— BEGIN Provided material —
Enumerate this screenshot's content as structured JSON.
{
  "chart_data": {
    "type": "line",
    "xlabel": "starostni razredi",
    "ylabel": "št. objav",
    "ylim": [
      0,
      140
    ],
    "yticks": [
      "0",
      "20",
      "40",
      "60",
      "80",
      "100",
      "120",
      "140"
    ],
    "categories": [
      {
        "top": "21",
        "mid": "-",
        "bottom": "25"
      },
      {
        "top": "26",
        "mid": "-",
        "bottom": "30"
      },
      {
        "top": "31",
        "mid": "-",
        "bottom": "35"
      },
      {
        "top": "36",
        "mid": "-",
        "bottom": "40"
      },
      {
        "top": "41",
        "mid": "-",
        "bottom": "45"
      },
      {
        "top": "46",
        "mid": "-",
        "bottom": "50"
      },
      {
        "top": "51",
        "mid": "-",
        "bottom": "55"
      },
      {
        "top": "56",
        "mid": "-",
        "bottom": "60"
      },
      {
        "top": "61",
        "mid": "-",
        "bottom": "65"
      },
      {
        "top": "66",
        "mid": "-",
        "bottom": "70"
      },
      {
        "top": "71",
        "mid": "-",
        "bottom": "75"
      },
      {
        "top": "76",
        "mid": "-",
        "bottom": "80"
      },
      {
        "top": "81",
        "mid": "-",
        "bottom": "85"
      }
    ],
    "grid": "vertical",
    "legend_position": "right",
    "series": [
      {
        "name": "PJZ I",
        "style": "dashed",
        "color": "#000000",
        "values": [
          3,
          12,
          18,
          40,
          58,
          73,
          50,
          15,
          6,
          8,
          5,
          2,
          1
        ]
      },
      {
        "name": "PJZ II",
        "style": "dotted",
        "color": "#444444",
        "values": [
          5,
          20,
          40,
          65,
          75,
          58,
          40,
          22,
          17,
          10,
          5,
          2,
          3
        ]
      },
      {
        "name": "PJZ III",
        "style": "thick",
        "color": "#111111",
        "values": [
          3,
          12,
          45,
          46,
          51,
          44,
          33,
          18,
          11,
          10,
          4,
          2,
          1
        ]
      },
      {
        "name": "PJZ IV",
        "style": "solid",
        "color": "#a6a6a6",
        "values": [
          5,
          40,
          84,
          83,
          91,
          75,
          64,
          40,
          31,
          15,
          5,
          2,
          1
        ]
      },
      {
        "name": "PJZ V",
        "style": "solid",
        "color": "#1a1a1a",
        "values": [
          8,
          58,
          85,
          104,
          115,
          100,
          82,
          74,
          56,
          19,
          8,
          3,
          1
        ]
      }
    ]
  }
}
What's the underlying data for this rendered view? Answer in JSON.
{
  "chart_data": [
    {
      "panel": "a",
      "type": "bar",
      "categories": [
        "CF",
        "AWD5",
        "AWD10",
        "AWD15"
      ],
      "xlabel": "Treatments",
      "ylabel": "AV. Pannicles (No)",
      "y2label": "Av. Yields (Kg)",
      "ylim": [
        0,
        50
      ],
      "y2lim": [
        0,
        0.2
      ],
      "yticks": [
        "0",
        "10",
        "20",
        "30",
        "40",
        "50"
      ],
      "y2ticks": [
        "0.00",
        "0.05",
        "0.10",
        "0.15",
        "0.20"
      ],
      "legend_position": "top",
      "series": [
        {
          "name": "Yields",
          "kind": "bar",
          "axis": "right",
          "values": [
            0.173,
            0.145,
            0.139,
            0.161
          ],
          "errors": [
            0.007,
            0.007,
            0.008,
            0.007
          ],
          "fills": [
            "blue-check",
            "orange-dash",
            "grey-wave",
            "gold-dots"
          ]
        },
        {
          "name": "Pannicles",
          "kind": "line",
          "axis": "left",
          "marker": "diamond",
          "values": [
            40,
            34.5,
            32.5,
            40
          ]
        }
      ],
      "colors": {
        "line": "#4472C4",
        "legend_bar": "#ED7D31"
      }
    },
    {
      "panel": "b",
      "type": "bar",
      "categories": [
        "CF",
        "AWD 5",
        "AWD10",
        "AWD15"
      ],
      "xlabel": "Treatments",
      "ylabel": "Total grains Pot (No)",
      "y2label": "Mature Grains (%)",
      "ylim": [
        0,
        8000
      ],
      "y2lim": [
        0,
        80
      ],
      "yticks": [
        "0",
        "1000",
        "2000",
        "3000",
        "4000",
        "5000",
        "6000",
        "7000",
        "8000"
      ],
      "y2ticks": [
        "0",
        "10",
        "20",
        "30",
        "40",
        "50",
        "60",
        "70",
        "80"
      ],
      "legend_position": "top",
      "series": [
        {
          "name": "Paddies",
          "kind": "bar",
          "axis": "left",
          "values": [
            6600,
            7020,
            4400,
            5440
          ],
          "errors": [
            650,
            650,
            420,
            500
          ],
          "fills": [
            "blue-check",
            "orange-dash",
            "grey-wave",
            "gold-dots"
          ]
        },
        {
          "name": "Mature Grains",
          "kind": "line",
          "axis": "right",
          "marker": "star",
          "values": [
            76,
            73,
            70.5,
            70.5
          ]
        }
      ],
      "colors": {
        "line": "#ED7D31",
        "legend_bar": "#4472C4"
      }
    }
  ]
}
— END Provided material —
__Task requirements__
Copy the entries above exactly, leaving none out.

__Result of this task__
Enumerate this screenshot's content as structured JSON.
{
  "chart_data": {
    "type": "line",
    "xlabel": "starostni razredi",
    "ylabel": "št. objav",
    "ylim": [
      0,
      140
    ],
    "yticks": [
      "0",
      "20",
      "40",
      "60",
      "80",
      "100",
      "120",
      "140"
    ],
    "categories": [
      {
        "top": "21",
        "mid": "-",
        "bottom": "25"
      },
      {
        "top": "26",
        "mid": "-",
        "bottom": "30"
      },
      {
        "top": "31",
        "mid": "-",
        "bottom": "35"
      },
      {
        "top": "36",
        "mid": "-",
        "bottom": "40"
      },
      {
        "top": "41",
        "mid": "-",
        "bottom": "45"
      },
      {
        "top": "46",
        "mid": "-",
        "bottom": "50"
      },
      {
        "top": "51",
        "mid": "-",
        "bottom": "55"
      },
      {
        "top": "56",
        "mid": "-",
        "bottom": "60"
      },
      {
        "top": "61",
        "mid": "-",
        "bottom": "65"
      },
      {
        "top": "66",
        "mid": "-",
        "bottom": "70"
      },
      {
        "top": "71",
        "mid": "-",
        "bottom": "75"
      },
      {
        "top": "76",
        "mid": "-",
        "bottom": "80"
      },
      {
        "top": "81",
        "mid": "-",
        "bottom": "85"
      }
    ],
    "grid": "vertical",
    "legend_position": "right",
    "series": [
      {
        "name": "PJZ I",
        "style": "dashed",
        "color": "#000000",
        "values": [
          3,
          12,
          18,
          40,
          58,
          73,
          50,
          15,
          6,
          8,
          5,
          2,
          1
        ]
      },
      {
        "name": "PJZ II",
        "style": "dotted",
        "color": "#444444",
        "values": [
          5,
          20,
          40,
          65,
          75,
          58,
          40,
          22,
          17,
          10,
          5,
          2,
          3
        ]
      },
      {
        "name": "PJZ III",
        "style": "thick",
        "color": "#111111",
        "values": [
          3,
          12,
          45,
          46,
          51,
          44,
          33,
          18,
          11,
          10,
          4,
          2,
          1
        ]
      },
      {
        "name": "PJZ IV",
        "style": "solid",
        "color": "#a6a6a6",
        "values": [
          5,
          40,
          84,
          83,
          91,
          75,
          64,
          40,
          31,
          15,
          5,
          2,
          1
        ]
      },
      {
        "name": "PJZ V",
        "style": "solid",
        "color": "#1a1a1a",
        "values": [
          8,
          58,
          85,
          104,
          115,
          100,
          82,
          74,
          56,
          19,
          8,
          3,
          1
        ]
      }
    ]
  }
}
What's the underlying data for this rendered view? Answer in JSON.
{
  "chart_data": [
    {
      "panel": "a",
      "type": "bar",
      "categories": [
        "CF",
        "AWD5",
        "AWD10",
        "AWD15"
      ],
      "xlabel": "Treatments",
      "ylabel": "AV. Pannicles (No)",
      "y2label": "Av. Yields (Kg)",
      "ylim": [
        0,
        50
      ],
      "y2lim": [
        0,
        0.2
      ],
      "yticks": [
        "0",
        "10",
        "20",
        "30",
        "40",
        "50"
      ],
      "y2ticks": [
        "0.00",
        "0.05",
        "0.10",
        "0.15",
        "0.20"
      ],
      "legend_position": "top",
      "series": [
        {
          "name": "Yields",
          "kind": "bar",
          "axis": "right",
          "values": [
            0.173,
            0.145,
            0.139,
            0.161
          ],
          "errors": [
            0.007,
            0.007,
            0.008,
            0.007
          ],
          "fills": [
            "blue-check",
            "orange-dash",
            "grey-wave",
            "gold-dots"
          ]
        },
        {
          "name": "Pannicles",
          "kind": "line",
          "axis": "left",
          "marker": "diamond",
          "values": [
            40,
            34.5,
            32.5,
            40
          ]
        }
      ],
      "colors": {
        "line": "#4472C4",
        "legend_bar": "#ED7D31"
      }
    },
    {
      "panel": "b",
      "type": "bar",
      "categories": [
        "CF",
        "AWD 5",
        "AWD10",
        "AWD15"
      ],
      "xlabel": "Treatments",
      "ylabel": "Total grains Pot (No)",
      "y2label": "Mature Grains (%)",
      "ylim": [
        0,
        8000
      ],
      "y2lim": [
        0,
        80
      ],
      "yticks": [
        "0",
        "1000",
        "2000",
        "3000",
        "4000",
        "5000",
        "6000",
        "7000",
        "8000"
      ],
      "y2ticks": [
        "0",
        "10",
        "20",
        "30",
        "40",
        "50",
        "60",
        "70",
        "80"
      ],
      "legend_position": "top",
      "series": [
        {
          "name": "Paddies",
          "kind": "bar",
          "axis": "left",
          "values": [
            6600,
            7020,
            4400,
            5440
          ],
          "errors": [
            650,
            650,
            420,
            500
          ],
          "fills": [
            "blue-check",
            "orange-dash",
            "grey-wave",
            "gold-dots"
          ]
        },
        {
          "name": "Mature Grains",
          "kind": "line",
          "axis": "right",
          "marker": "star",
          "values": [
            76,
            73,
            70.5,
            70.5
          ]
        }
      ],
      "colors": {
        "line": "#ED7D31",
        "legend_bar": "#4472C4"
      }
    }
  ]
}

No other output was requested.